##### Data shown

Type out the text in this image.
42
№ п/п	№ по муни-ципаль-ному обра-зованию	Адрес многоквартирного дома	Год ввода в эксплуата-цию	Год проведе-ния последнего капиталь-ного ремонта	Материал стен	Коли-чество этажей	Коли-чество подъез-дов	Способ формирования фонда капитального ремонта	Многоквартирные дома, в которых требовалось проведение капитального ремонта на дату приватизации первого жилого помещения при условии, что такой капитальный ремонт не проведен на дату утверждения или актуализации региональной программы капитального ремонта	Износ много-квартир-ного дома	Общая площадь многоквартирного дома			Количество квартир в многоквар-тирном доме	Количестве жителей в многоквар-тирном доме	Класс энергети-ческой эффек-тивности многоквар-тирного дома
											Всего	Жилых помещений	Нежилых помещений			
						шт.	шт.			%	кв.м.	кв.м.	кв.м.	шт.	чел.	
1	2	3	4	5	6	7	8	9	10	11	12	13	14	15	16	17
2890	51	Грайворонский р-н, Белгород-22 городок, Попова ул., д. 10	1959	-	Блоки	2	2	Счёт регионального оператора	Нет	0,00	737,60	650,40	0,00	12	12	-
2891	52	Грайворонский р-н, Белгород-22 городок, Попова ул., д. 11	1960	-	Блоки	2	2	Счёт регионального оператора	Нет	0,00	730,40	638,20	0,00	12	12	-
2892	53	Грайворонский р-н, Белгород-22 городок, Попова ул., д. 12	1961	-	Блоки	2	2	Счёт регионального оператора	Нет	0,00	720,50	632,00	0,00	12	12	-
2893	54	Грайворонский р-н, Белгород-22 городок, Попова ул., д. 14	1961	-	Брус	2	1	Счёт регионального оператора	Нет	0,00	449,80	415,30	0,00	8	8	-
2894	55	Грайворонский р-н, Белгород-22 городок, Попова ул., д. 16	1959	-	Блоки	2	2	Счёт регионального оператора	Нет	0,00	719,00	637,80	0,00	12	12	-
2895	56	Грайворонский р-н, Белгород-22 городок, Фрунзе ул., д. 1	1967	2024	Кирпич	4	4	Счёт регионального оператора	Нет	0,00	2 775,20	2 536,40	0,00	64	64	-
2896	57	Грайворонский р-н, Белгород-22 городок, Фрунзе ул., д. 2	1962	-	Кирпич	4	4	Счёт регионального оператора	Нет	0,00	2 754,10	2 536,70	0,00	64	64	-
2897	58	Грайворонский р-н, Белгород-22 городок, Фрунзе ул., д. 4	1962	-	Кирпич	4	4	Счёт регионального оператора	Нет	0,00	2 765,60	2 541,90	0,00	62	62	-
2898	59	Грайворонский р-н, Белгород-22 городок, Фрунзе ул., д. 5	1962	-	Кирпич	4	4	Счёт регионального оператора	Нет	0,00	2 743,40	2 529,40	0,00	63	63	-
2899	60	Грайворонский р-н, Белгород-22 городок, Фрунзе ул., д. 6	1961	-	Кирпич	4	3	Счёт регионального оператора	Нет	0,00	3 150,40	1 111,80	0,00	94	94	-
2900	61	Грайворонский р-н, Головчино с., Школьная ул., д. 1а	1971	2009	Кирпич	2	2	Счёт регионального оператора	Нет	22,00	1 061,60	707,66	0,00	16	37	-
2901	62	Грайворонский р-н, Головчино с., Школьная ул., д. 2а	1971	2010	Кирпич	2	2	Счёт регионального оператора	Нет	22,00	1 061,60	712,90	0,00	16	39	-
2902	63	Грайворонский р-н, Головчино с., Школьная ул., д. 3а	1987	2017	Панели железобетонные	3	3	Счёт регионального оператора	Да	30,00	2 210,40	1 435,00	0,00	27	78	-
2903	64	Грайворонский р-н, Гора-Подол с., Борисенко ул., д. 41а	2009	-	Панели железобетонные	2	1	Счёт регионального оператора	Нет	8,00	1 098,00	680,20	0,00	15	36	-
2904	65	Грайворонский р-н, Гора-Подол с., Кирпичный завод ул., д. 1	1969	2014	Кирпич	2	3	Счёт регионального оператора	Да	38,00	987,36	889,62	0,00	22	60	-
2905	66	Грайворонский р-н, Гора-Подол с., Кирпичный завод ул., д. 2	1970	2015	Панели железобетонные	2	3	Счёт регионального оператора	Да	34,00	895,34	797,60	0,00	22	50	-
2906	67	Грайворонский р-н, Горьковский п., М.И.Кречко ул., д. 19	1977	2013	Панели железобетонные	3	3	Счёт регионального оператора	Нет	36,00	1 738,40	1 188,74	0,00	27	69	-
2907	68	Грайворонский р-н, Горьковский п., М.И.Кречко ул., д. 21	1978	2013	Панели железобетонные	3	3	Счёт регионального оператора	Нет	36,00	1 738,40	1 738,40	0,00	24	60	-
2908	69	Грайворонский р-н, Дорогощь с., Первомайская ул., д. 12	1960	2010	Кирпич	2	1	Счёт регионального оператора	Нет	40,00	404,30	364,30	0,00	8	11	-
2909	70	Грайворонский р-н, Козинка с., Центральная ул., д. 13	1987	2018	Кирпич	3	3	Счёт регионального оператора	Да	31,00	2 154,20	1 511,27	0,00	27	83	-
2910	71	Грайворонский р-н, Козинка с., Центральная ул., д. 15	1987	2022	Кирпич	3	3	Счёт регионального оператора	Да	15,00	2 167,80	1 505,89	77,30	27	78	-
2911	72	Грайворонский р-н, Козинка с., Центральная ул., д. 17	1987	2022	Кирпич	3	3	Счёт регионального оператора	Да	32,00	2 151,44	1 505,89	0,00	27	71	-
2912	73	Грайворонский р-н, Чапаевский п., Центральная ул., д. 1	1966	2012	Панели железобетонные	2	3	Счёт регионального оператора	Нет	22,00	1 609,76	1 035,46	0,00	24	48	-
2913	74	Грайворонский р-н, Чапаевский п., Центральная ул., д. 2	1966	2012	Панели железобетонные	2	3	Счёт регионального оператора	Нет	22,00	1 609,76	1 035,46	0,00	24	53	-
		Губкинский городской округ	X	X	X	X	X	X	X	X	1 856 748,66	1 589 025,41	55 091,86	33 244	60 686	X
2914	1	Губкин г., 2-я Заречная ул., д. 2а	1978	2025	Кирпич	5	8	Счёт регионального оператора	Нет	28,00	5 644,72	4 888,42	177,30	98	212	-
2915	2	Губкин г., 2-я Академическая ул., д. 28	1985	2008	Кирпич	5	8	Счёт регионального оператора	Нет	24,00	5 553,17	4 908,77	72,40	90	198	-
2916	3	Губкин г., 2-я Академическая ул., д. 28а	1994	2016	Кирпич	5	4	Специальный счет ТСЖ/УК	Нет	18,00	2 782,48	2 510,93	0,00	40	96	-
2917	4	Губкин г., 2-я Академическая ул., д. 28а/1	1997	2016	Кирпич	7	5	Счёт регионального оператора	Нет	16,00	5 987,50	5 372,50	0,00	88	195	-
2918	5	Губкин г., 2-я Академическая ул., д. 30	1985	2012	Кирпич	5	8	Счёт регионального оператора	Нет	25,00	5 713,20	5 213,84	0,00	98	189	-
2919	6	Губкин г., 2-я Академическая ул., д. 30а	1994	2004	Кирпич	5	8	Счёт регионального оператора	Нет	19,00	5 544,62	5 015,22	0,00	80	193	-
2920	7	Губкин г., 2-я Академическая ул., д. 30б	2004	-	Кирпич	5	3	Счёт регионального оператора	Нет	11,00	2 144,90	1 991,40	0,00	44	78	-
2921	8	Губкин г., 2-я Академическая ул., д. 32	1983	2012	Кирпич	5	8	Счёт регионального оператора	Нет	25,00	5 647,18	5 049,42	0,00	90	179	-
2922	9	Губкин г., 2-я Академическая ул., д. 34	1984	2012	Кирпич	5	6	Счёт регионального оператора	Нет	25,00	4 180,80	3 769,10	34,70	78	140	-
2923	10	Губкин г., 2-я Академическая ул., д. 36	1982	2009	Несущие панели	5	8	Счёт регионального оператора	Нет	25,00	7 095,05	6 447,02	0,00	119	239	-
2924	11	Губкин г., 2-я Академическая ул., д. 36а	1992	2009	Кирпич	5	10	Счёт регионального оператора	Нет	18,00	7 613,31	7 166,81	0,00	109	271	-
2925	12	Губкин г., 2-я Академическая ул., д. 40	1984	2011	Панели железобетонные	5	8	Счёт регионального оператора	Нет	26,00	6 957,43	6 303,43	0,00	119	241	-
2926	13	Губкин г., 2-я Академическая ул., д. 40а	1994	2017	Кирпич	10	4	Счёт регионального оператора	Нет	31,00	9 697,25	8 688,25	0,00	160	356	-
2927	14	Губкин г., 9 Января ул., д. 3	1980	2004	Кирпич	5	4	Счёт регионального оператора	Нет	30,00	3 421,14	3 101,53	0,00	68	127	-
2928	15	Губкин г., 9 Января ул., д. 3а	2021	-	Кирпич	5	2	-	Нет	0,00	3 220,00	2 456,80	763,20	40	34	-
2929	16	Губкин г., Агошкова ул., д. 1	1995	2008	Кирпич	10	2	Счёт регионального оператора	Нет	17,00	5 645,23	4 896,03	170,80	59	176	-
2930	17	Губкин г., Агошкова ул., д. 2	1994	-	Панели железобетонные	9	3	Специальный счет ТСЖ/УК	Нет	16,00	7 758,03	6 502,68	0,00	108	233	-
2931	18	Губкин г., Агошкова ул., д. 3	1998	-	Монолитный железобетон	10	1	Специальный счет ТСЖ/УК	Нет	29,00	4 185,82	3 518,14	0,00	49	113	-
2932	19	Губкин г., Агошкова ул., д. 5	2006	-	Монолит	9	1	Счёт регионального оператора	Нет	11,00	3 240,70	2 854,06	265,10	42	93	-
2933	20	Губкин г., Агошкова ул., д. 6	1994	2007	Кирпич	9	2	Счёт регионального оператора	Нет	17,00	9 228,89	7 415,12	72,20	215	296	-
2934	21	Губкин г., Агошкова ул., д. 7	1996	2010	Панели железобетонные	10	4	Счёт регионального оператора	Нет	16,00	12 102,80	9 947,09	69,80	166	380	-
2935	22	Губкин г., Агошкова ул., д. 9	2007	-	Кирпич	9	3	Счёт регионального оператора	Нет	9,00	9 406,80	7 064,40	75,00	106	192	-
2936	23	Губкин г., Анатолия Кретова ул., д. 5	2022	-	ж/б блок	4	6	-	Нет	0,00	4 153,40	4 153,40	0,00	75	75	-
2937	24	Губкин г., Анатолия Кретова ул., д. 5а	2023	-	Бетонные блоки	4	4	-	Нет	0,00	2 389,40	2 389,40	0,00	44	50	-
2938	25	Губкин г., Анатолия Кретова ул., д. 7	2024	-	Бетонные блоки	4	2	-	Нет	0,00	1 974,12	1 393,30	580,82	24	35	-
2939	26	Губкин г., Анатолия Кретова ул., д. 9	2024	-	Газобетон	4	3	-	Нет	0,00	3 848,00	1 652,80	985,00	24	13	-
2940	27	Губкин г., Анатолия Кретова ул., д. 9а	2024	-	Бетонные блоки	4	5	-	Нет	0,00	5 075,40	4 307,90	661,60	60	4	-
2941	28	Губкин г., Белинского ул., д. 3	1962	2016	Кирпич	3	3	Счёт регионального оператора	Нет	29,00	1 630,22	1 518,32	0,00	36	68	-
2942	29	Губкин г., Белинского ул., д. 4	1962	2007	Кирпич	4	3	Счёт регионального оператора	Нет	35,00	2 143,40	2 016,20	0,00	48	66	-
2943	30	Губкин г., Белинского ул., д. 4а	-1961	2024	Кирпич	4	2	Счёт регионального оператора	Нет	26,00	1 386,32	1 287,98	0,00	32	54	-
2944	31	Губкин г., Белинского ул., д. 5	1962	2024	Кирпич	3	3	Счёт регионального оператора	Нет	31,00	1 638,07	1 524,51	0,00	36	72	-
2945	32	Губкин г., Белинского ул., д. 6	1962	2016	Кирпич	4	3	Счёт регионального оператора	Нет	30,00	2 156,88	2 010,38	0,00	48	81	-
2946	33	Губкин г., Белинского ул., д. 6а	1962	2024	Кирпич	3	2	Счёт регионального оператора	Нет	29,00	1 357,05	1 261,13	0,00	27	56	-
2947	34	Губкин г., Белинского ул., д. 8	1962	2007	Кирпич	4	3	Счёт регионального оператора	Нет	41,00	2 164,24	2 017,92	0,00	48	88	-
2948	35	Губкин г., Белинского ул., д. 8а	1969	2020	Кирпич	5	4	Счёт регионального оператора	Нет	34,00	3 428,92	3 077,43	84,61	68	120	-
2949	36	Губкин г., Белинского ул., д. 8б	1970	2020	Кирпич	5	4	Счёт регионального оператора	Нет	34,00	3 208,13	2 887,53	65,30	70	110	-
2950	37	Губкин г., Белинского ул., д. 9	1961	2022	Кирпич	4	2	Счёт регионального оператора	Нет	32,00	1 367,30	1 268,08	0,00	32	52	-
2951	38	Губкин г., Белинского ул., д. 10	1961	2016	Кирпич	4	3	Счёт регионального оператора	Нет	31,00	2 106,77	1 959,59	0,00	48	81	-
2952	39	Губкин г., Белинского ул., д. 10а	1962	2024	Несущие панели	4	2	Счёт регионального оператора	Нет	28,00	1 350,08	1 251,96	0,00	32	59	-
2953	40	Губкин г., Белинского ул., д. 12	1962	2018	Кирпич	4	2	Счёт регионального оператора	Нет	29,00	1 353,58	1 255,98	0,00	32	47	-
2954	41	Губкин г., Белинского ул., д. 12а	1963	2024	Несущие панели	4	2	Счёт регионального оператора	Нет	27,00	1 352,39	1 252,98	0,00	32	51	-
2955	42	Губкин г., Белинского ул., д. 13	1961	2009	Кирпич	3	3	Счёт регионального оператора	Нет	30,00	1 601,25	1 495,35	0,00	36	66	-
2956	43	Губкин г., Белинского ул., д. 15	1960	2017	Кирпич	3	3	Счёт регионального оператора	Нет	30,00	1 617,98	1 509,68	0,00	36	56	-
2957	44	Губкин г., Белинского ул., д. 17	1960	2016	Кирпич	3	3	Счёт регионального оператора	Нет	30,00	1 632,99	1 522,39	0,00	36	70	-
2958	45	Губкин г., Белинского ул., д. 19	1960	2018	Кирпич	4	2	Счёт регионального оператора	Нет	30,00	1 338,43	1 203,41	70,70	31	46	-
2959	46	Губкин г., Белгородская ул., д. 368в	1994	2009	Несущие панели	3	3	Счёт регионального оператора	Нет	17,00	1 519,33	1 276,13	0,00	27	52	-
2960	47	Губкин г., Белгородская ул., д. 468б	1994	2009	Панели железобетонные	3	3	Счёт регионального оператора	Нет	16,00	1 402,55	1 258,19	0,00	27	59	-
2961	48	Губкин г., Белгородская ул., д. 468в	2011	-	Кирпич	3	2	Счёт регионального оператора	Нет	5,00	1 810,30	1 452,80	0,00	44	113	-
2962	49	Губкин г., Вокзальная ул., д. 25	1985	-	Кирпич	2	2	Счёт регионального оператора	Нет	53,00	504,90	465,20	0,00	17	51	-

##########

■ The task: Copy each line of the data that contains the word "Попова".

■ Right answer:
2890	51	Грайворонский р-н, Белгород-22 городок, Попова ул., д. 10	1959	-	Блоки	2	2	Счёт регионального оператора	Нет	0,00	737,60	650,40	0,00	12	12	-
2891	52	Грайворонский р-н, Белгород-22 городок, Попова ул., д. 11	1960	-	Блоки	2	2	Счёт регионального оператора	Нет	0,00	730,40	638,20	0,00	12	12	-
2892	53	Грайворонский р-н, Белгород-22 городок, Попова ул., д. 12	1961	-	Блоки	2	2	Счёт регионального оператора	Нет	0,00	720,50	632,00	0,00	12	12	-
2893	54	Грайворонский р-н, Белгород-22 городок, Попова ул., д. 14	1961	-	Брус	2	1	Счёт регионального оператора	Нет	0,00	449,80	415,30	0,00	8	8	-
2894	55	Грайворонский р-н, Белгород-22 городок, Попова ул., д. 16	1959	-	Блоки	2	2	Счёт регионального оператора	Нет	0,00	719,00	637,80	0,00	12	12	-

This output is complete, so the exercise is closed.